▶ **DATA SHOWN**:
<<<<

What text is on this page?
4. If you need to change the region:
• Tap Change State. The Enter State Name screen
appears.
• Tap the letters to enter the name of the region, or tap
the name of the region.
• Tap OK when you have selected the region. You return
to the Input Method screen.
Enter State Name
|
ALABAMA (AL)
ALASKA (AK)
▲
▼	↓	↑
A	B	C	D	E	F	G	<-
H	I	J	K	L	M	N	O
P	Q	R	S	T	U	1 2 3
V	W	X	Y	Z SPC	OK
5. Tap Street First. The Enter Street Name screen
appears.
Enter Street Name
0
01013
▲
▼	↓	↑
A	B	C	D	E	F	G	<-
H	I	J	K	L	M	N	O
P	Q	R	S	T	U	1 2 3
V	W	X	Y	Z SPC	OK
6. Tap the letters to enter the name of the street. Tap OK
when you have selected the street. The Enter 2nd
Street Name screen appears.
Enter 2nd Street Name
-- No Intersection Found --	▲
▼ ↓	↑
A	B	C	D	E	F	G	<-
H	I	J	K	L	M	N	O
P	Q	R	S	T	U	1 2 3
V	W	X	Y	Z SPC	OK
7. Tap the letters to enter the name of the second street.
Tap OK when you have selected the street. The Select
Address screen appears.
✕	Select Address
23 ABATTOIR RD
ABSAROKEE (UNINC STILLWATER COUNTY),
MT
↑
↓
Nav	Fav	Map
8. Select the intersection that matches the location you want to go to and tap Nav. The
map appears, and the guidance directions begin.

>>>>
<<<<

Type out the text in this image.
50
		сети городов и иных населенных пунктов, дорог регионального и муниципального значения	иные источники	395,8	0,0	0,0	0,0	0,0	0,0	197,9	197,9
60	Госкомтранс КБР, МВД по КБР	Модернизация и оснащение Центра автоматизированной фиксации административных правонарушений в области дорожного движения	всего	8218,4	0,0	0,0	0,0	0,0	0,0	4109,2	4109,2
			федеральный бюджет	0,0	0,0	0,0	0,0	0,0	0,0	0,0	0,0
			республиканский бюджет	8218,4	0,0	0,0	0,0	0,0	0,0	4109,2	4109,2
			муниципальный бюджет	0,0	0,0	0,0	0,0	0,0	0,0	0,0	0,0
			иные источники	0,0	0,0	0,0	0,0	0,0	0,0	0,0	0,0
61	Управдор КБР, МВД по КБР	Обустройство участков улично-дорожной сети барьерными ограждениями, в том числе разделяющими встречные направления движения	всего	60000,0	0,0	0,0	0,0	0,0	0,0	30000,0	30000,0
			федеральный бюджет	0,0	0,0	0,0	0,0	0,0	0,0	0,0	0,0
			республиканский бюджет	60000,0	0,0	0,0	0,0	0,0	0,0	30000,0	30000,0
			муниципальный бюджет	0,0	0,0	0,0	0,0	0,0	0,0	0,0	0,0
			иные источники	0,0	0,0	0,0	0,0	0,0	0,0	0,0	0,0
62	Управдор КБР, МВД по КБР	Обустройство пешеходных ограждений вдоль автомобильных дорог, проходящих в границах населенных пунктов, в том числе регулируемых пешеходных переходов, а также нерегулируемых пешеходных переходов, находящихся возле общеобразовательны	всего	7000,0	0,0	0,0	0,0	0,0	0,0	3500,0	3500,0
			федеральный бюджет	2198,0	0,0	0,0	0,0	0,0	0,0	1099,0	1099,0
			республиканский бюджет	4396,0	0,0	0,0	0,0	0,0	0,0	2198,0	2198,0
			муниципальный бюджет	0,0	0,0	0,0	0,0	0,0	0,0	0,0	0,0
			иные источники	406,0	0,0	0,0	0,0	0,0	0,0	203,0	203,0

>>>>

▶ **PROBLEM TO WORK ON**:
Count every line in the data where the string "letters" occurs. Give nothing except the number.

▶ **ANSWER TO THE PROBLEM**:
3